The problem: What is the number of lines containing the word "color"? Please answer with that number and nothing more.

Data for processing:
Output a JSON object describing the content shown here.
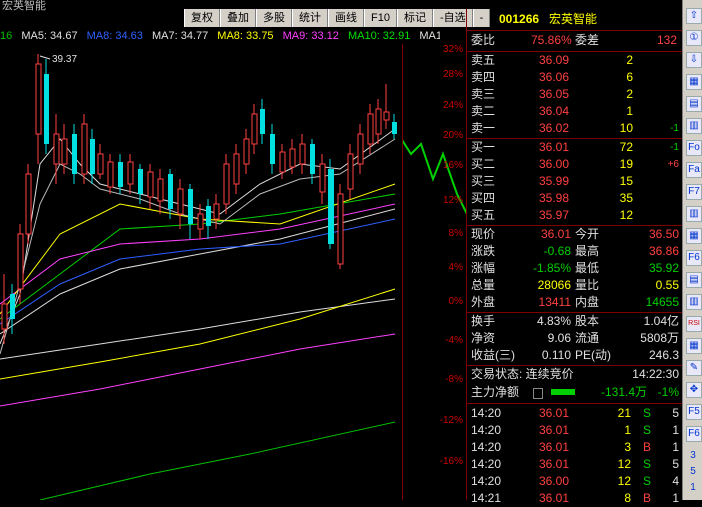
{
  "window_title": "宏英智能",
  "toolbar": [
    "复权",
    "叠加",
    "多股",
    "统计",
    "画线",
    "F10",
    "标记",
    "-自选",
    "-"
  ],
  "ma_row": [
    {
      "label": "16",
      "color": "#00c000"
    },
    {
      "label": "MA5: 34.67",
      "color": "#e0e0e0"
    },
    {
      "label": "MA8: 34.63",
      "color": "#3060ff"
    },
    {
      "label": "MA7: 34.77",
      "color": "#e0e0e0"
    },
    {
      "label": "MA8: 33.75",
      "color": "#ffff00"
    },
    {
      "label": "MA9: 33.12",
      "color": "#ff40ff"
    },
    {
      "label": "MA10: 32.91",
      "color": "#00e000"
    },
    {
      "label": "MA1 ◇",
      "color": "#e0e0e0"
    }
  ],
  "peak_label": "39.37",
  "axis_ticks": [
    "32%",
    "28%",
    "24%",
    "20%",
    "16%",
    "12%",
    "8%",
    "4%",
    "0%",
    "-4%",
    "-8%",
    "-12%",
    "-16%"
  ],
  "stock": {
    "code": "001266",
    "name": "宏英智能"
  },
  "ratio": {
    "label1": "委比",
    "value1": "75.86%",
    "label2": "委差",
    "value2": "132"
  },
  "asks": [
    {
      "label": "卖五",
      "price": "36.09",
      "vol": "2",
      "chg": ""
    },
    {
      "label": "卖四",
      "price": "36.06",
      "vol": "6",
      "chg": ""
    },
    {
      "label": "卖三",
      "price": "36.05",
      "vol": "2",
      "chg": ""
    },
    {
      "label": "卖二",
      "price": "36.04",
      "vol": "1",
      "chg": ""
    },
    {
      "label": "卖一",
      "price": "36.02",
      "vol": "10",
      "chg": "-1"
    }
  ],
  "bids": [
    {
      "label": "买一",
      "price": "36.01",
      "vol": "72",
      "chg": "-1"
    },
    {
      "label": "买二",
      "price": "36.00",
      "vol": "19",
      "chg": "+6"
    },
    {
      "label": "买三",
      "price": "35.99",
      "vol": "15",
      "chg": ""
    },
    {
      "label": "买四",
      "price": "35.98",
      "vol": "35",
      "chg": ""
    },
    {
      "label": "买五",
      "price": "35.97",
      "vol": "12",
      "chg": ""
    }
  ],
  "quote": [
    {
      "l1": "现价",
      "v1": "36.01",
      "l2": "今开",
      "v2": "36.50",
      "c1": "#ff4040",
      "c2": "#ff4040"
    },
    {
      "l1": "涨跌",
      "v1": "-0.68",
      "l2": "最高",
      "v2": "36.86",
      "c1": "#00d000",
      "c2": "#ff4040"
    },
    {
      "l1": "涨幅",
      "v1": "-1.85%",
      "l2": "最低",
      "v2": "35.92",
      "c1": "#00d000",
      "c2": "#00d000"
    },
    {
      "l1": "总量",
      "v1": "28066",
      "l2": "量比",
      "v2": "0.55",
      "c1": "#ffff00",
      "c2": "#ffff00"
    },
    {
      "l1": "外盘",
      "v1": "13411",
      "l2": "内盘",
      "v2": "14655",
      "c1": "#ff4040",
      "c2": "#00d000"
    }
  ],
  "fundamentals": [
    {
      "l1": "换手",
      "v1": "4.83%",
      "l2": "股本",
      "v2": "1.04亿"
    },
    {
      "l1": "净资",
      "v1": "9.06",
      "l2": "流通",
      "v2": "5808万"
    },
    {
      "l1": "收益(三)",
      "v1": "0.110",
      "l2": "PE(动)",
      "v2": "246.3"
    }
  ],
  "status": {
    "label": "交易状态: 连续竞价",
    "time": "14:22:30"
  },
  "main_flow": {
    "label": "主力净额",
    "value": "-131.4万",
    "pct": "-1%"
  },
  "ticks": [
    {
      "time": "14:20",
      "price": "36.01",
      "vol": "21",
      "dir": "S",
      "n": "5"
    },
    {
      "time": "14:20",
      "price": "36.01",
      "vol": "1",
      "dir": "S",
      "n": "1"
    },
    {
      "time": "14:20",
      "price": "36.01",
      "vol": "3",
      "dir": "B",
      "n": "1"
    },
    {
      "time": "14:20",
      "price": "36.01",
      "vol": "12",
      "dir": "S",
      "n": "5"
    },
    {
      "time": "14:20",
      "price": "36.00",
      "vol": "12",
      "dir": "S",
      "n": "4"
    },
    {
      "time": "14:21",
      "price": "36.01",
      "vol": "8",
      "dir": "B",
      "n": "1"
    }
  ],
  "right_toolbar": [
    "⇧",
    "①",
    "⇩",
    "▦",
    "▤",
    "▥",
    "Fo",
    "Fa",
    "F7",
    "▥",
    "▦",
    "F6",
    "▤",
    "▥",
    "RSI",
    "▦",
    "✎",
    "✥",
    "F5",
    "F6"
  ],
  "right_numbers": [
    "3",
    "5",
    "1"
  ]
}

Answer below: 8